*Stated exercise*:
Type out the records that follow, exactly as given.

Excerpts from a figure dataset
^^^^

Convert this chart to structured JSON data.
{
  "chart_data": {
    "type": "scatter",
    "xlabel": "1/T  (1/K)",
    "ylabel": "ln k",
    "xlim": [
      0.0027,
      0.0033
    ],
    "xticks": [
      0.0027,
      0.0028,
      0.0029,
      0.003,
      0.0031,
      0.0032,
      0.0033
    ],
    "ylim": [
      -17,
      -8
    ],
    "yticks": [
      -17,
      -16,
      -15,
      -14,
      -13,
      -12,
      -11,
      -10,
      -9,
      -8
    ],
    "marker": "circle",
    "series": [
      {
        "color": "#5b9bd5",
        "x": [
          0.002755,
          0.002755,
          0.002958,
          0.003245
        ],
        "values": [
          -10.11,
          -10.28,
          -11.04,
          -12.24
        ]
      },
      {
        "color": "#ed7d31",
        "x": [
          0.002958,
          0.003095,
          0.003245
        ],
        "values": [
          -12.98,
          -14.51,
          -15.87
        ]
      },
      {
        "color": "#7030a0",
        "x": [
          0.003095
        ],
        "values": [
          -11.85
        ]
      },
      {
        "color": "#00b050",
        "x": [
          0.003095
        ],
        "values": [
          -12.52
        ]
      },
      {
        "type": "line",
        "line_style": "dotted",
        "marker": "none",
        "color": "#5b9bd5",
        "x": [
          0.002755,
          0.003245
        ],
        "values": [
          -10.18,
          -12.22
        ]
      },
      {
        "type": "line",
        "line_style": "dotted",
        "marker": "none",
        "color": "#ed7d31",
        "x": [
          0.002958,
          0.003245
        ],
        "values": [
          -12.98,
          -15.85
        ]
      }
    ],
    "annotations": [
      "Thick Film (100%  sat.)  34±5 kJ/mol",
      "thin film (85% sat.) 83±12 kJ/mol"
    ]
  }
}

^^^^

*Answer below*:
Convert this chart to structured JSON data.
{
  "chart_data": {
    "type": "scatter",
    "xlabel": "1/T  (1/K)",
    "ylabel": "ln k",
    "xlim": [
      0.0027,
      0.0033
    ],
    "xticks": [
      0.0027,
      0.0028,
      0.0029,
      0.003,
      0.0031,
      0.0032,
      0.0033
    ],
    "ylim": [
      -17,
      -8
    ],
    "yticks": [
      -17,
      -16,
      -15,
      -14,
      -13,
      -12,
      -11,
      -10,
      -9,
      -8
    ],
    "marker": "circle",
    "series": [
      {
        "color": "#5b9bd5",
        "x": [
          0.002755,
          0.002755,
          0.002958,
          0.003245
        ],
        "values": [
          -10.11,
          -10.28,
          -11.04,
          -12.24
        ]
      },
      {
        "color": "#ed7d31",
        "x": [
          0.002958,
          0.003095,
          0.003245
        ],
        "values": [
          -12.98,
          -14.51,
          -15.87
        ]
      },
      {
        "color": "#7030a0",
        "x": [
          0.003095
        ],
        "values": [
          -11.85
        ]
      },
      {
        "color": "#00b050",
        "x": [
          0.003095
        ],
        "values": [
          -12.52
        ]
      },
      {
        "type": "line",
        "line_style": "dotted",
        "marker": "none",
        "color": "#5b9bd5",
        "x": [
          0.002755,
          0.003245
        ],
        "values": [
          -10.18,
          -12.22
        ]
      },
      {
        "type": "line",
        "line_style": "dotted",
        "marker": "none",
        "color": "#ed7d31",
        "x": [
          0.002958,
          0.003245
        ],
        "values": [
          -12.98,
          -15.85
        ]
      }
    ],
    "annotations": [
      "Thick Film (100%  sat.)  34±5 kJ/mol",
      "thin film (85% sat.) 83±12 kJ/mol"
    ]
  }
}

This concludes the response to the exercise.